### [Entries]
§

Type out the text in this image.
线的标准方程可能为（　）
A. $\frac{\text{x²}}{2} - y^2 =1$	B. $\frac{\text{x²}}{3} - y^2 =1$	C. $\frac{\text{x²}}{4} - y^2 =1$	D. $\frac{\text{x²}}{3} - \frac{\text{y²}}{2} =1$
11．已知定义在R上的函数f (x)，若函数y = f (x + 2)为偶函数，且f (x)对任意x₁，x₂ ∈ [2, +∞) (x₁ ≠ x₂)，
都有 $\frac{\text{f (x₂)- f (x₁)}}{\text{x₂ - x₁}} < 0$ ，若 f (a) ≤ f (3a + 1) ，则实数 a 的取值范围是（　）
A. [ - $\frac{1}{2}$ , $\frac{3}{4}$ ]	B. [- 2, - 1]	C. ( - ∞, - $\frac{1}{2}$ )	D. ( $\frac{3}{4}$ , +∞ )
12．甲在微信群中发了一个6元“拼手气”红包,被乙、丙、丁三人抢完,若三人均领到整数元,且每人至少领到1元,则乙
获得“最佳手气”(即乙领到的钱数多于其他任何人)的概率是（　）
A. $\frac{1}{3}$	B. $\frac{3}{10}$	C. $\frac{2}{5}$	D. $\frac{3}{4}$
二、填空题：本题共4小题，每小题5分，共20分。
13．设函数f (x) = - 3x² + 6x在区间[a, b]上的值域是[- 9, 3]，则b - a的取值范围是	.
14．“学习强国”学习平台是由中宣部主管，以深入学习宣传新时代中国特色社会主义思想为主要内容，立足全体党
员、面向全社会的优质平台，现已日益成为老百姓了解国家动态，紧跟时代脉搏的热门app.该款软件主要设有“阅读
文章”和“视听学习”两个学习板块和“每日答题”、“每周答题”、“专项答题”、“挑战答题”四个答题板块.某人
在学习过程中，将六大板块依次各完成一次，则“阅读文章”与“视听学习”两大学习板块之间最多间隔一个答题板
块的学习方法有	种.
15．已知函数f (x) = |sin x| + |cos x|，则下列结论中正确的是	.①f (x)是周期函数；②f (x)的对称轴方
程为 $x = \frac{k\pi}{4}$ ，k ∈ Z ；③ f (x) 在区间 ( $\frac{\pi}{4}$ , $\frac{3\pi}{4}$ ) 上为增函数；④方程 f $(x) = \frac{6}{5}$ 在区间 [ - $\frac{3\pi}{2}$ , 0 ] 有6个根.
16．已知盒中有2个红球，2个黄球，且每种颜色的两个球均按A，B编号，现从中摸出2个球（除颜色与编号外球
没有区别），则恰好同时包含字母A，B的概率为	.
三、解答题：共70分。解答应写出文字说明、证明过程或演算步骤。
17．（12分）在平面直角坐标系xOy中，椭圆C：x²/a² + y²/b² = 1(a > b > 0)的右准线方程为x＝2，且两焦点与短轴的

§

### [Goal of the exercise]
Return all the lines that contain the string "frac".

### [Exercise response]
A. $\frac{\text{x²}}{2} - y^2 =1$	B. $\frac{\text{x²}}{3} - y^2 =1$	C. $\frac{\text{x²}}{4} - y^2 =1$	D. $\frac{\text{x²}}{3} - \frac{\text{y²}}{2} =1$
都有 $\frac{\text{f (x₂)- f (x₁)}}{\text{x₂ - x₁}} < 0$ ，若 f (a) ≤ f (3a + 1) ，则实数 a 的取值范围是（　）
A. [ - $\frac{1}{2}$ , $\frac{3}{4}$ ]	B. [- 2, - 1]	C. ( - ∞, - $\frac{1}{2}$ )	D. ( $\frac{3}{4}$ , +∞ )
A. $\frac{1}{3}$	B. $\frac{3}{10}$	C. $\frac{2}{5}$	D. $\frac{3}{4}$
程为 $x = \frac{k\pi}{4}$ ，k ∈ Z ；③ f (x) 在区间 ( $\frac{\pi}{4}$ , $\frac{3\pi}{4}$ ) 上为增函数；④方程 f $(x) = \frac{6}{5}$ 在区间 [ - $\frac{3\pi}{2}$ , 0 ] 有6个根.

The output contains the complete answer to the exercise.